▶ _Exercise instructions_:
Copy out all the data, word for word.

▶ _Material for the task_:

:::::

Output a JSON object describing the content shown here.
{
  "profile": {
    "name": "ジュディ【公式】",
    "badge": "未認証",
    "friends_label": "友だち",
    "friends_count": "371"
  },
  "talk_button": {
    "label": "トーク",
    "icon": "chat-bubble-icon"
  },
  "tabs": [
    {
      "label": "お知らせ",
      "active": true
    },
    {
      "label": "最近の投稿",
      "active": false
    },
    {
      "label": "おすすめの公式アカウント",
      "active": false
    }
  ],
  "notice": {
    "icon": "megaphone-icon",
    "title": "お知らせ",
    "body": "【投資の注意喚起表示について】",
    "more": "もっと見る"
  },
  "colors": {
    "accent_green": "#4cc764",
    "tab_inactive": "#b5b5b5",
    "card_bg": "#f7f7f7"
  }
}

:::::

▶ _Task result_:
Output a JSON object describing the content shown here.
{
  "profile": {
    "name": "ジュディ【公式】",
    "badge": "未認証",
    "friends_label": "友だち",
    "friends_count": "371"
  },
  "talk_button": {
    "label": "トーク",
    "icon": "chat-bubble-icon"
  },
  "tabs": [
    {
      "label": "お知らせ",
      "active": true
    },
    {
      "label": "最近の投稿",
      "active": false
    },
    {
      "label": "おすすめの公式アカウント",
      "active": false
    }
  ],
  "notice": {
    "icon": "megaphone-icon",
    "title": "お知らせ",
    "body": "【投資の注意喚起表示について】",
    "more": "もっと見る"
  },
  "colors": {
    "accent_green": "#4cc764",
    "tab_inactive": "#b5b5b5",
    "card_bg": "#f7f7f7"
  }
}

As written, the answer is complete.